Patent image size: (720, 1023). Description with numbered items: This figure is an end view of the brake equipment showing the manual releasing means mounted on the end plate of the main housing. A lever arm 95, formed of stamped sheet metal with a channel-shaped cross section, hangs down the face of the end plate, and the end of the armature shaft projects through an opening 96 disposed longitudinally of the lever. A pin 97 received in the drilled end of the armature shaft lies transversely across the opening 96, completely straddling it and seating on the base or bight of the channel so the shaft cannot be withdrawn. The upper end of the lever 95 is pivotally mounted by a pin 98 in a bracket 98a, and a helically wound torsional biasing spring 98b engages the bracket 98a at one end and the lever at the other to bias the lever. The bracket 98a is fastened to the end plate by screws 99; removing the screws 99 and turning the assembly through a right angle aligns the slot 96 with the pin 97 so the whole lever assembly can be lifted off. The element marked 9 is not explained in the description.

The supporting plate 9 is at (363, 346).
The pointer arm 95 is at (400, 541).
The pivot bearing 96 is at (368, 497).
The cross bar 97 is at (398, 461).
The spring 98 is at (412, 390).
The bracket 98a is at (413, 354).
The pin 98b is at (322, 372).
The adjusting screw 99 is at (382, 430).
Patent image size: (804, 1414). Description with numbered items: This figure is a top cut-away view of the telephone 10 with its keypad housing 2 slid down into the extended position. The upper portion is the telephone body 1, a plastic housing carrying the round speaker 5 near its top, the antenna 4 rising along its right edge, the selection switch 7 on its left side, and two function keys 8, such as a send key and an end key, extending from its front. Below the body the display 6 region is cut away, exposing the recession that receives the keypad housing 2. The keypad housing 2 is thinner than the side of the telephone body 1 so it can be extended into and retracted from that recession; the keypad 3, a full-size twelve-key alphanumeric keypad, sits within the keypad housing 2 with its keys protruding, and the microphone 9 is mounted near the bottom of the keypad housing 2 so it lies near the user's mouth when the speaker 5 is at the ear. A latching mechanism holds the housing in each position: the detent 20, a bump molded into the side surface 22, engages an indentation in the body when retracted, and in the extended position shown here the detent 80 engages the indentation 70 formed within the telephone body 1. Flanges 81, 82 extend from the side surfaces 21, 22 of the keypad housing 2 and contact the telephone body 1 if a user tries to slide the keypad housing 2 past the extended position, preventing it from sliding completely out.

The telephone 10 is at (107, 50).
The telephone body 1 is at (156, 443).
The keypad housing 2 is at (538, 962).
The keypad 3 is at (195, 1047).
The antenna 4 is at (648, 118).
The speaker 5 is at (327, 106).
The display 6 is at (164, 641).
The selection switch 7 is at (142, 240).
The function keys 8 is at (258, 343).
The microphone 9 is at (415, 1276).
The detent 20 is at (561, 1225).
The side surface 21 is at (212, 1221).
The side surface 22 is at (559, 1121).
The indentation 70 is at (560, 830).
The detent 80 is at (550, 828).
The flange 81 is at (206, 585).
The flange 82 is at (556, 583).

• • • •

**WRITTEN EXERCISE**
Present the lines above as a Markdown table with two columns, Row and Line. Give each row its number, and leave out the blank lines.

**ANSWER TO THIS PROBLEM**
| Row | Line |
|---|---|
| 1 | Patent image size: (720, 1023). Description with numbered items: This figure is an end view of the brake equipment showing the manual releasing means mounted on the end plate of the main housing. A lever arm 95, formed of stamped sheet metal with a channel-shaped cross section, hangs down the face of the end plate, and the end of the armature shaft projects through an opening 96 disposed longitudinally of the lever. A pin 97 received in the drilled end of the armature shaft lies transversely across the opening 96, completely straddling it and seating on the base or bight of the channel so the shaft cannot be withdrawn. The upper end of the lever 95 is pivotally mounted by a pin 98 in a bracket 98a, and a helically wound torsional biasing spring 98b engages the bracket 98a at one end and the lever at the other to bias the lever. The bracket 98a is fastened to the end plate by screws 99; removing the screws 99 and turning the assembly through a right angle aligns the slot 96 with the pin 97 so the whole lever assembly can be lifted off. The element marked 9 is not explained in the description. |
| 2 | The supporting plate 9 is at (363, 346). |
| 3 | The pointer arm 95 is at (400, 541). |
| 4 | The pivot bearing 96 is at (368, 497). |
| 5 | The cross bar 97 is at (398, 461). |
| 6 | The spring 98 is at (412, 390). |
| 7 | The bracket 98a is at (413, 354). |
| 8 | The pin 98b is at (322, 372). |
| 9 | The adjusting screw 99 is at (382, 430). |
| 10 | Patent image size: (804, 1414). Description with numbered items: This figure is a top cut-away view of the telephone 10 with its keypad housing 2 slid down into the extended position. The upper portion is the telephone body 1, a plastic housing carrying the round speaker 5 near its top, the antenna 4 rising along its right edge, the selection switch 7 on its left side, and two function keys 8, such as a send key and an end key, extending from its front. Below the body the display 6 region is cut away, exposing the recession that receives the keypad housing 2. The keypad housing 2 is thinner than the side of the telephone body 1 so it can be extended into and retracted from that recession; the keypad 3, a full-size twelve-key alphanumeric keypad, sits within the keypad housing 2 with its keys protruding, and the microphone 9 is mounted near the bottom of the keypad housing 2 so it lies near the user's mouth when the speaker 5 is at the ear. A latching mechanism holds the housing in each position: the detent 20, a bump molded into the side surface 22, engages an indentation in the body when retracted, and in the extended position shown here the detent 80 engages the indentation 70 formed within the telephone body 1. Flanges 81, 82 extend from the side surfaces 21, 22 of the keypad housing 2 and contact the telephone body 1 if a user tries to slide the keypad housing 2 past the extended position, preventing it from sliding completely out. |
| 11 | The telephone 10 is at (107, 50). |
| 12 | The telephone body 1 is at (156, 443). |
| 13 | The keypad housing 2 is at (538, 962). |
| 14 | The keypad 3 is at (195, 1047). |
| 15 | The antenna 4 is at (648, 118). |
| 16 | The speaker 5 is at (327, 106). |
| 17 | The display 6 is at (164, 641). |
| 18 | The selection switch 7 is at (142, 240). |
| 19 | The function keys 8 is at (258, 343). |
| 20 | The microphone 9 is at (415, 1276). |
| 21 | The detent 20 is at (561, 1225). |
| 22 | The side surface 21 is at (212, 1221). |
| 23 | The side surface 22 is at (559, 1121). |
| 24 | The indentation 70 is at (560, 830). |
| 25 | The detent 80 is at (550, 828). |
| 26 | The flange 81 is at (206, 585). |
| 27 | The flange 82 is at (556, 583). |